#### Document text

The Carb Counting vs. Calorie Counting Debate

As long as you're regulating your carbs -- spreading your "low-impact carbs" throughout the day, you don't need to count calories, says Kress. "The calories are not the issue, [you] could [follow] an 800-calorie diet, but if carbs make up 80 percent of your calories, you're never going to lose an ounce because your body is over-processing that carb," says Kress. "Not eating carbs will cause weight gain too. If you don't hit a minimum of carbs, the liver is designed to self-feed blood sugar … [at] the equivalent of a bagel's worth of carbs. So [you'll learn to eat the] carb amount that is restful to the pancreas, which will lead to weight loss every time for a person with Metabolism B."

Reducing calorie intake may not always work, agrees Dr. Weiss. "When there is insulin resistance in diabetes, the initial dietary changes do not necessarily produce weight loss. It may however change body-fat composition -- causing clothes to feel looser."

########

> Task prompt: Carry on the article about carb counting versus calorie counting, picking up right after its final sentence.

#### Dataset content

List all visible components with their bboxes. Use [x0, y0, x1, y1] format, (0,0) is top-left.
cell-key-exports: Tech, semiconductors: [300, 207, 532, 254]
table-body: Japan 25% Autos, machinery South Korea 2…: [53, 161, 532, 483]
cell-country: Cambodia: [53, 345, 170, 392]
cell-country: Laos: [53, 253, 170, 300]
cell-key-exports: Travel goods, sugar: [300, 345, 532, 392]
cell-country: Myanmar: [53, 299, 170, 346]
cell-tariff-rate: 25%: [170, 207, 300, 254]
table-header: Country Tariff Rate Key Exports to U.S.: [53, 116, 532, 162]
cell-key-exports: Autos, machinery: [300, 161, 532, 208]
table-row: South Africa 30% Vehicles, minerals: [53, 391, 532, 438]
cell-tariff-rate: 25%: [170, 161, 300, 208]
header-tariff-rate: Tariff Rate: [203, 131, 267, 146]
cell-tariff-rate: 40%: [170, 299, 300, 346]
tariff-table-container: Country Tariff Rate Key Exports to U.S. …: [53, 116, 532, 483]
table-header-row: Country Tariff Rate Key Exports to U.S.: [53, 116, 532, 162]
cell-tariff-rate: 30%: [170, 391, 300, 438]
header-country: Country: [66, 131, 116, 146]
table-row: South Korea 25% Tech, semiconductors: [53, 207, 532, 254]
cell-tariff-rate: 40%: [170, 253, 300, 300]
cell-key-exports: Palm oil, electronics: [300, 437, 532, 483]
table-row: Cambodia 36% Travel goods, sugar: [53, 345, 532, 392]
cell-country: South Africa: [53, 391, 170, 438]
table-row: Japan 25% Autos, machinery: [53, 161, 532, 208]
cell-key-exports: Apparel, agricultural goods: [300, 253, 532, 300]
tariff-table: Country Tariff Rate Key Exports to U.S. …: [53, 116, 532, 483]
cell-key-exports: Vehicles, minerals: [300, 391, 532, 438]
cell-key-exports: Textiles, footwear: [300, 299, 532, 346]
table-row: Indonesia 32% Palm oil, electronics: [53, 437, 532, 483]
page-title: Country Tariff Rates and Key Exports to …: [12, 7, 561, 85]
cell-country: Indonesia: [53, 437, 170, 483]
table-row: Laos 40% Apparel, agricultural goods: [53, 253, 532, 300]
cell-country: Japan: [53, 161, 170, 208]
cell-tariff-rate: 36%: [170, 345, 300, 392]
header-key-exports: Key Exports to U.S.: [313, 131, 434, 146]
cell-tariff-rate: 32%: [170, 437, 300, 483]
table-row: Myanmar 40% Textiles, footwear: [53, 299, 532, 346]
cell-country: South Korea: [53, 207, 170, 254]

########

> Output of the task:
Dr. Samoa and Keri Gans, R.D. and spokesperson for the American Dietetic Association, caution that recommendations call for a well-balanced diet -- one that is balanced in carbohydrates, healthy fats and lean proteins.

"The benefit of a low-carb diet is still being evaluated, [but] the thinking is that it induces a low-insulin secreting state which in turn reduces appetite," says Dr. Samoa. "Insulin in itself is an appetite stimulator. There are so many things that influence insulin -- in regards to hormones, stress levels, one's eating habits, but low-carb diets try to manipulate this to induce weight loss."

Are There Really Two Types of Metabolism?

"I can't say based on science that there are two types of metabolism," says Gans. But, she adds, "The diet for metabolic syndrome would be basically a well-balanced diet. Part of a healthy diet that works for everybody, is monitoring all our nutrients -- not just carbs ... For what I can find, what she is saying might be truly anecdotal ... She does have years of experience and she is a registered dietitian, so perhaps she has seen [this hold true] with her patients."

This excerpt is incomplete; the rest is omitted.